Work instructions →
Below are some records; find each line that carries the word "name" and copy it.

Records for processing →
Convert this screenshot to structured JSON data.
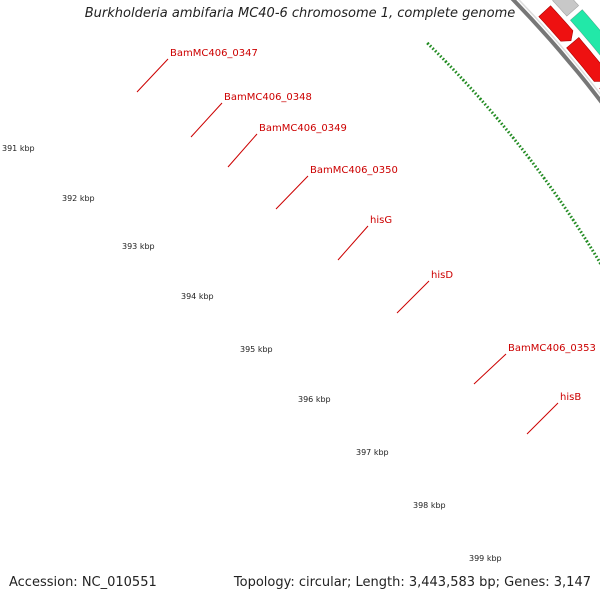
{
  "title": "Burkholderia ambifaria MC40-6 chromosome 1, complete genome",
  "footer": {
    "accession": "Accession: NC_010551",
    "summary": "Topology: circular; Length: 3,443,583 bp; Genes: 3,147"
  },
  "ruler": {
    "kbp_labels": [
      "391 kbp",
      "392 kbp",
      "393 kbp",
      "394 kbp",
      "395 kbp",
      "396 kbp",
      "397 kbp",
      "398 kbp",
      "399 kbp"
    ]
  },
  "gene_labels": [
    "BamMC406_0347",
    "BamMC406_0348",
    "BamMC406_0349",
    "BamMC406_0350",
    "hisG",
    "hisD",
    "BamMC406_0353",
    "hisB"
  ],
  "colors": {
    "cds_red": "#ee1111",
    "olive": "#6b8e23",
    "navy": "#0a0a8a",
    "grey": "#c8c8c8",
    "mint": "#22e8a8",
    "orange": "#ff9900",
    "steelblue": "#4a82b4",
    "yellowgreen": "#99ee33",
    "tick_green": "#228b22",
    "label_red": "#cc0000",
    "backbone": "#777777"
  }
}
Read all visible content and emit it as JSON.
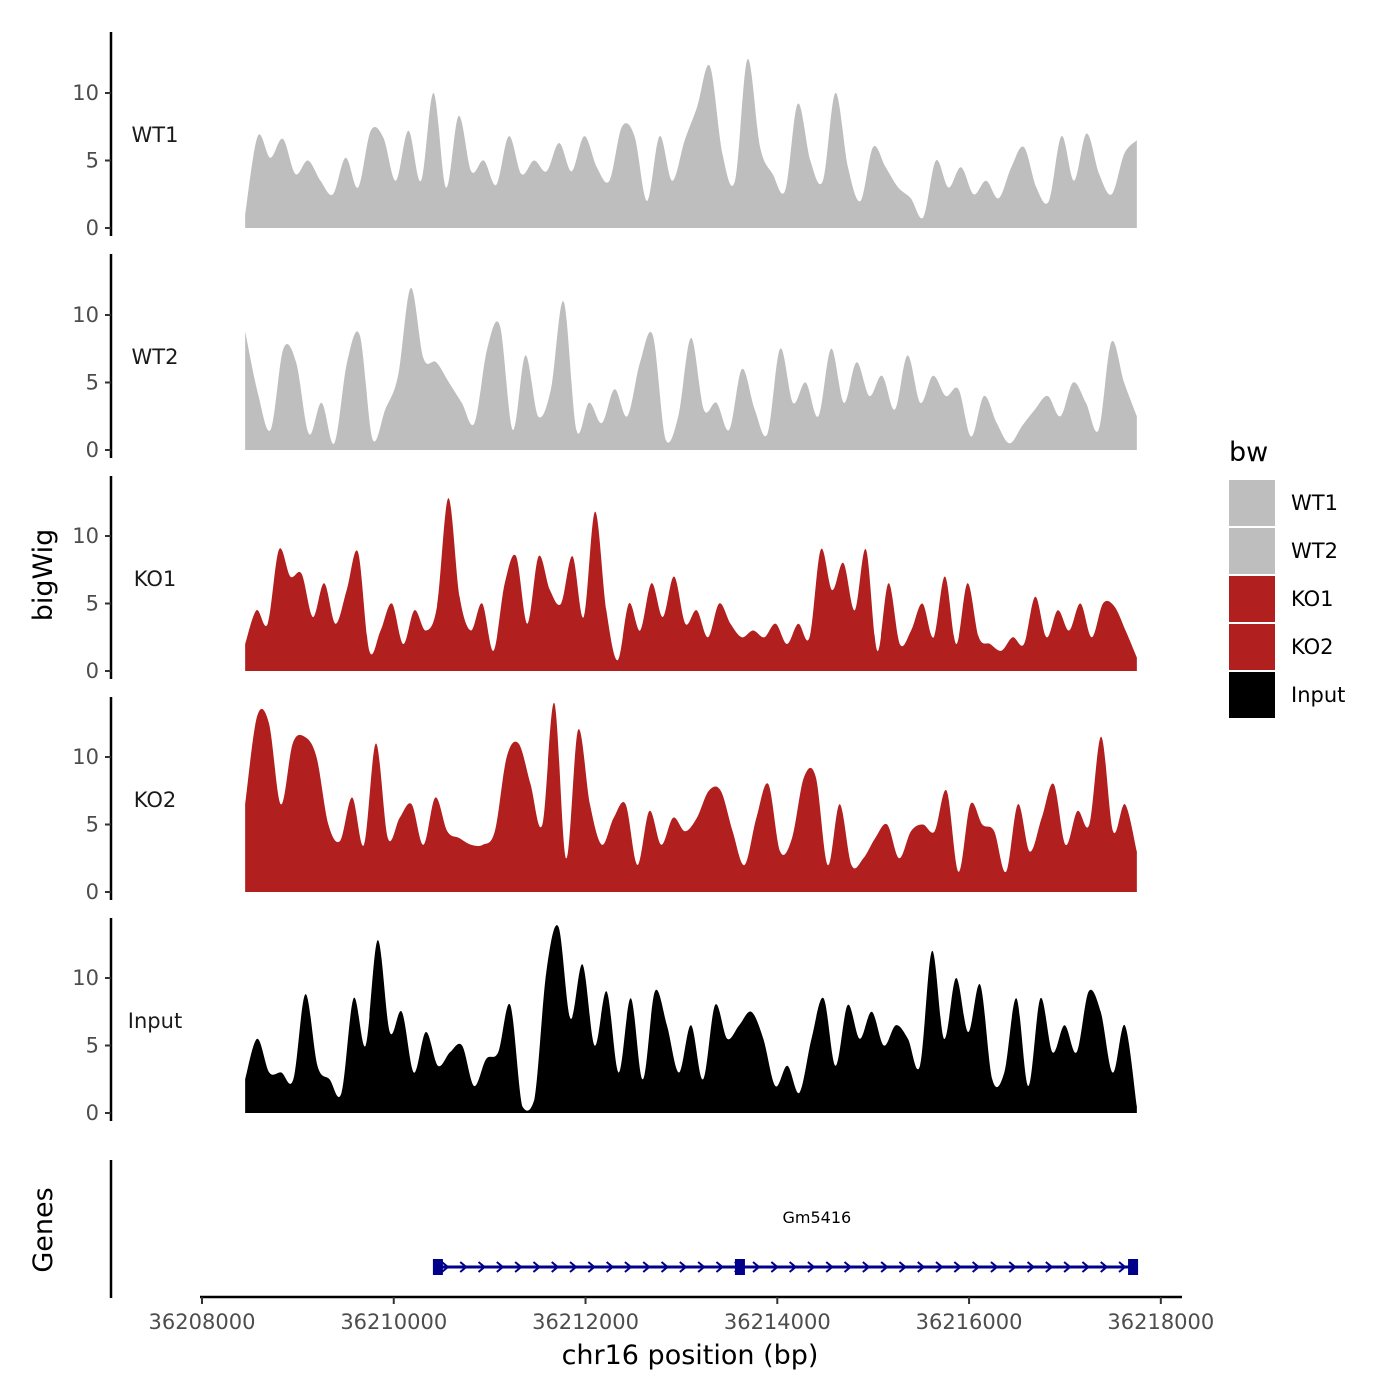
{
  "chart_data": {
    "type": "area",
    "chromosome": "chr16",
    "xlabel": "chr16 position (bp)",
    "ylabel": "bigWig",
    "gene_panel_label": "Genes",
    "xlim": [
      36208000,
      36218200
    ],
    "x_range_data": [
      36208450,
      36217750
    ],
    "x_ticks": [
      36208000,
      36210000,
      36212000,
      36214000,
      36216000,
      36218000
    ],
    "x_tick_labels": [
      "36208000",
      "36210000",
      "36212000",
      "36214000",
      "36216000",
      "36218000"
    ],
    "ylim": [
      0,
      14.5
    ],
    "y_ticks": [
      0,
      5,
      10
    ],
    "y_tick_labels": [
      "0",
      "5",
      "10"
    ],
    "legend": {
      "title": "bw",
      "position": "right",
      "items": [
        {
          "label": "WT1",
          "color": "#bebebe"
        },
        {
          "label": "WT2",
          "color": "#bebebe"
        },
        {
          "label": "KO1",
          "color": "#b21f1f"
        },
        {
          "label": "KO2",
          "color": "#b21f1f"
        },
        {
          "label": "Input",
          "color": "#000000"
        }
      ]
    },
    "series": [
      {
        "name": "WT1",
        "color": "#bebebe",
        "values": [
          1.0,
          6.8,
          5.2,
          6.6,
          4.0,
          5.0,
          3.5,
          2.5,
          5.2,
          3.0,
          7.2,
          6.7,
          3.5,
          7.2,
          3.5,
          10.0,
          3.0,
          8.3,
          4.2,
          5.0,
          3.2,
          6.8,
          4.0,
          5.0,
          4.2,
          6.3,
          4.2,
          6.8,
          4.5,
          3.5,
          7.5,
          6.8,
          2.0,
          6.8,
          3.5,
          6.5,
          9.0,
          12.0,
          5.5,
          3.5,
          12.5,
          6.0,
          4.0,
          2.8,
          9.2,
          5.0,
          3.5,
          10.0,
          4.5,
          2.0,
          6.0,
          4.5,
          3.0,
          2.2,
          0.8,
          5.0,
          3.0,
          4.5,
          2.5,
          3.5,
          2.2,
          4.5,
          6.0,
          3.0,
          2.0,
          6.8,
          3.5,
          7.0,
          4.0,
          2.5,
          5.5,
          6.5
        ]
      },
      {
        "name": "WT2",
        "color": "#bebebe",
        "values": [
          8.8,
          4.2,
          1.5,
          7.5,
          6.5,
          1.2,
          3.5,
          0.5,
          6.5,
          8.5,
          0.8,
          3.0,
          5.5,
          12.0,
          6.8,
          6.5,
          5.0,
          3.5,
          2.0,
          7.5,
          9.2,
          1.5,
          7.0,
          2.5,
          4.5,
          11.0,
          1.5,
          3.5,
          2.0,
          4.5,
          2.5,
          6.5,
          8.5,
          0.8,
          2.5,
          8.3,
          3.0,
          3.5,
          1.5,
          6.0,
          3.0,
          1.2,
          7.5,
          3.5,
          5.0,
          2.5,
          7.5,
          3.5,
          6.5,
          4.0,
          5.5,
          3.0,
          7.0,
          3.5,
          5.5,
          4.0,
          4.5,
          1.0,
          4.0,
          2.0,
          0.5,
          1.8,
          3.0,
          4.0,
          2.5,
          5.0,
          3.5,
          1.5,
          8.0,
          5.0,
          2.5
        ]
      },
      {
        "name": "KO1",
        "color": "#b21f1f",
        "values": [
          2.0,
          4.5,
          3.5,
          9.0,
          7.0,
          7.2,
          4.0,
          6.5,
          3.5,
          6.0,
          8.8,
          1.5,
          3.0,
          5.0,
          2.0,
          4.5,
          3.0,
          4.8,
          12.8,
          5.5,
          3.0,
          5.0,
          1.5,
          6.5,
          8.5,
          3.5,
          8.5,
          6.0,
          5.0,
          8.5,
          4.0,
          11.8,
          4.5,
          0.8,
          5.0,
          3.0,
          6.5,
          4.0,
          7.0,
          3.5,
          4.5,
          2.5,
          5.0,
          3.5,
          2.5,
          3.0,
          2.5,
          3.5,
          2.0,
          3.5,
          2.5,
          9.0,
          6.0,
          8.0,
          4.5,
          9.0,
          1.5,
          6.5,
          2.0,
          3.0,
          5.0,
          2.5,
          7.0,
          2.0,
          6.5,
          2.5,
          2.0,
          1.5,
          2.5,
          2.0,
          5.5,
          2.5,
          4.5,
          3.0,
          5.0,
          2.5,
          5.0,
          4.8,
          3.0,
          1.0
        ]
      },
      {
        "name": "KO2",
        "color": "#b21f1f",
        "values": [
          6.5,
          13.0,
          12.5,
          6.5,
          11.0,
          11.5,
          10.0,
          5.0,
          3.8,
          7.0,
          3.5,
          11.0,
          4.0,
          5.5,
          6.5,
          3.5,
          7.0,
          4.5,
          4.0,
          3.5,
          3.5,
          4.5,
          10.0,
          11.0,
          8.0,
          5.0,
          14.0,
          2.5,
          12.0,
          6.5,
          3.5,
          5.5,
          6.5,
          2.0,
          6.0,
          3.5,
          5.5,
          4.5,
          5.5,
          7.5,
          7.5,
          4.5,
          2.0,
          5.5,
          8.0,
          3.0,
          4.0,
          8.5,
          8.5,
          2.0,
          6.5,
          2.0,
          2.5,
          4.0,
          5.0,
          2.5,
          4.5,
          5.0,
          4.5,
          7.5,
          1.5,
          6.5,
          5.0,
          4.5,
          1.5,
          6.5,
          3.0,
          5.5,
          8.0,
          3.5,
          6.0,
          5.0,
          11.5,
          4.5,
          6.5,
          3.0
        ]
      },
      {
        "name": "Input",
        "color": "#000000",
        "values": [
          2.5,
          5.5,
          3.0,
          3.0,
          2.5,
          8.8,
          3.5,
          2.5,
          1.5,
          8.5,
          5.0,
          12.8,
          6.0,
          7.5,
          3.0,
          6.0,
          3.5,
          4.5,
          5.0,
          2.0,
          4.0,
          4.5,
          8.0,
          0.5,
          1.0,
          10.5,
          13.8,
          7.0,
          11.0,
          5.0,
          9.0,
          3.0,
          8.5,
          2.5,
          9.0,
          6.5,
          3.0,
          6.5,
          2.5,
          8.0,
          5.5,
          6.5,
          7.5,
          5.5,
          2.0,
          3.5,
          1.5,
          5.5,
          8.5,
          3.5,
          8.0,
          5.5,
          7.5,
          5.0,
          6.5,
          5.5,
          3.5,
          12.0,
          5.5,
          10.0,
          6.0,
          9.5,
          2.5,
          3.0,
          8.5,
          2.0,
          8.5,
          4.5,
          6.5,
          4.5,
          9.0,
          7.5,
          3.0,
          6.5,
          0.5
        ]
      }
    ],
    "genes": [
      {
        "name": "Gm5416",
        "start": 36210450,
        "end": 36217750,
        "strand": "+",
        "exons": [
          36210450,
          36213600,
          36217700
        ],
        "color": "#00008b"
      }
    ]
  }
}
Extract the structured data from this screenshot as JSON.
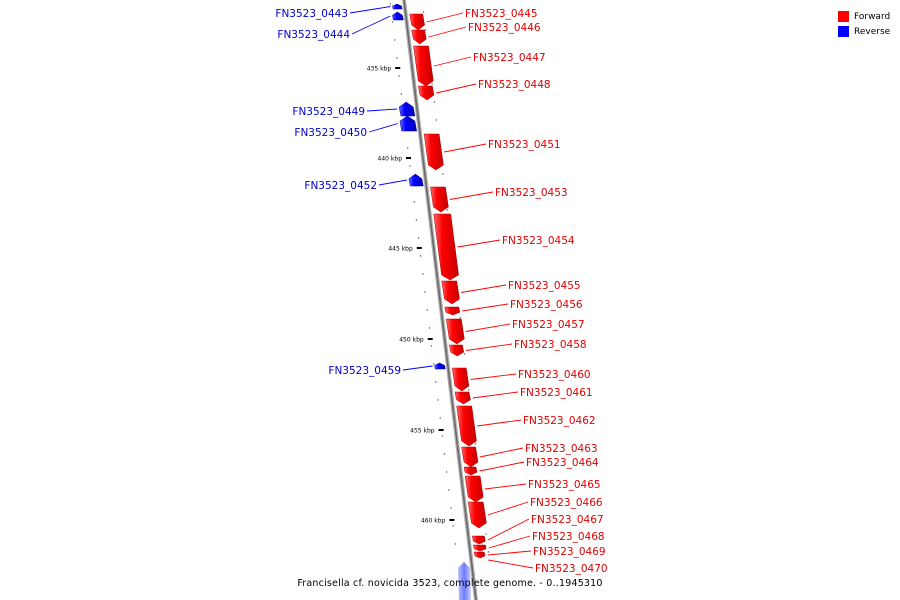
{
  "legend": {
    "forward_label": "Forward",
    "reverse_label": "Reverse",
    "forward_color": "#ff0000",
    "reverse_color": "#0000ff"
  },
  "caption": "Francisella cf. novicida 3523, complete genome. - 0..1945310",
  "scale_labels": [
    "435 kbp",
    "440 kbp",
    "445 kbp",
    "450 kbp",
    "455 kbp",
    "460 kbp"
  ],
  "forward_genes": [
    "FN3523_0445",
    "FN3523_0446",
    "FN3523_0447",
    "FN3523_0448",
    "FN3523_0451",
    "FN3523_0453",
    "FN3523_0454",
    "FN3523_0455",
    "FN3523_0456",
    "FN3523_0457",
    "FN3523_0458",
    "FN3523_0460",
    "FN3523_0461",
    "FN3523_0462",
    "FN3523_0463",
    "FN3523_0464",
    "FN3523_0465",
    "FN3523_0466",
    "FN3523_0467",
    "FN3523_0468",
    "FN3523_0469",
    "FN3523_0470"
  ],
  "reverse_genes": [
    "FN3523_0443",
    "FN3523_0444",
    "FN3523_0449",
    "FN3523_0450",
    "FN3523_0452",
    "FN3523_0459"
  ]
}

Exercise output →
        "name": "WT1",
        "name": "WT2",
        "name": "KO1",
        "name": "KO2",
        "name": "Input",
        "name": "Gm5416",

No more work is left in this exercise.